▶ **SET TASK**:
In full and without alteration, give the listing again.

▶ **DATA RECORDS**:
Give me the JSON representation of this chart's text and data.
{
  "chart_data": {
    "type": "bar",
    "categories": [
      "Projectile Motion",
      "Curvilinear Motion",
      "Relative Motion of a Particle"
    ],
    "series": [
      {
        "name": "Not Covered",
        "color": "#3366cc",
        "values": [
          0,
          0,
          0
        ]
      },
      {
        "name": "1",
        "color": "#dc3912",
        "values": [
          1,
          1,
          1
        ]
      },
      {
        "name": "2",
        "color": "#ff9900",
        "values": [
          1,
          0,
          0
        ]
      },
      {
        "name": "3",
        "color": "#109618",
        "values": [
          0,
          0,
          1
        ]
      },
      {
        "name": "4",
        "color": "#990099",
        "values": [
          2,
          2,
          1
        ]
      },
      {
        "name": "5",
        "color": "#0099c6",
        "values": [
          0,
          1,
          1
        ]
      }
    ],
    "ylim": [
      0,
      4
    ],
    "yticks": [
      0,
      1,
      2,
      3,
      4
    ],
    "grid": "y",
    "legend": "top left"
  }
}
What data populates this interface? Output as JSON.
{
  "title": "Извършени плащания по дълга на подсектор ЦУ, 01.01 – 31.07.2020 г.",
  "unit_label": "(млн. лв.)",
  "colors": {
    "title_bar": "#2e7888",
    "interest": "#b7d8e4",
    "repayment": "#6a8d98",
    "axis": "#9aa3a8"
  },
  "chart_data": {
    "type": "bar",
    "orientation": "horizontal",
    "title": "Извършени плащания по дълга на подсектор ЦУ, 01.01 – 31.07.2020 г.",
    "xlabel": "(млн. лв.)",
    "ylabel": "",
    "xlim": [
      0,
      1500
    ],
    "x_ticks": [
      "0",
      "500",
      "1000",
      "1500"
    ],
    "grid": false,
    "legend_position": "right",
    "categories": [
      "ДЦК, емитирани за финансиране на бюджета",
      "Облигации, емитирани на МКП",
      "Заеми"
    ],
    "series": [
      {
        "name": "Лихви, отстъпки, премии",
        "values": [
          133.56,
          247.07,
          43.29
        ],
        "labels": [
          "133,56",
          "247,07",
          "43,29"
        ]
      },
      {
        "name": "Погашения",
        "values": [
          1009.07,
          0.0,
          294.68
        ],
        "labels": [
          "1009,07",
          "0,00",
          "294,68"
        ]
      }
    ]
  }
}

▶ **RESPONSE TO THIS EXERCISE**:
Give me the JSON representation of this chart's text and data.
{
  "chart_data": {
    "type": "bar",
    "categories": [
      "Projectile Motion",
      "Curvilinear Motion",
      "Relative Motion of a Particle"
    ],
    "series": [
      {
        "name": "Not Covered",
        "color": "#3366cc",
        "values": [
          0,
          0,
          0
        ]
      },
      {
        "name": "1",
        "color": "#dc3912",
        "values": [
          1,
          1,
          1
        ]
      },
      {
        "name": "2",
        "color": "#ff9900",
        "values": [
          1,
          0,
          0
        ]
      },
      {
        "name": "3",
        "color": "#109618",
        "values": [
          0,
          0,
          1
        ]
      },
      {
        "name": "4",
        "color": "#990099",
        "values": [
          2,
          2,
          1
        ]
      },
      {
        "name": "5",
        "color": "#0099c6",
        "values": [
          0,
          1,
          1
        ]
      }
    ],
    "ylim": [
      0,
      4
    ],
    "yticks": [
      0,
      1,
      2,
      3,
      4
    ],
    "grid": "y",
    "legend": "top left"
  }
}
What data populates this interface? Output as JSON.
{
  "title": "Извършени плащания по дълга на подсектор ЦУ, 01.01 – 31.07.2020 г.",
  "unit_label": "(млн. лв.)",
  "colors": {
    "title_bar": "#2e7888",
    "interest": "#b7d8e4",
    "repayment": "#6a8d98",
    "axis": "#9aa3a8"
  },
  "chart_data": {
    "type": "bar",
    "orientation": "horizontal",
    "title": "Извършени плащания по дълга на подсектор ЦУ, 01.01 – 31.07.2020 г.",
    "xlabel": "(млн. лв.)",
    "ylabel": "",
    "xlim": [
      0,
      1500
    ],
    "x_ticks": [
      "0",
      "500",
      "1000",
      "1500"
    ],
    "grid": false,
    "legend_position": "right",
    "categories": [
      "ДЦК, емитирани за финансиране на бюджета",
      "Облигации, емитирани на МКП",
      "Заеми"
    ],
    "series": [
      {
        "name": "Лихви, отстъпки, премии",
        "values": [
          133.56,
          247.07,
          43.29
        ],
        "labels": [
          "133,56",
          "247,07",
          "43,29"
        ]
      },
      {
        "name": "Погашения",
        "values": [
          1009.07,
          0.0,
          294.68
        ],
        "labels": [
          "1009,07",
          "0,00",
          "294,68"
        ]
      }
    ]
  }
}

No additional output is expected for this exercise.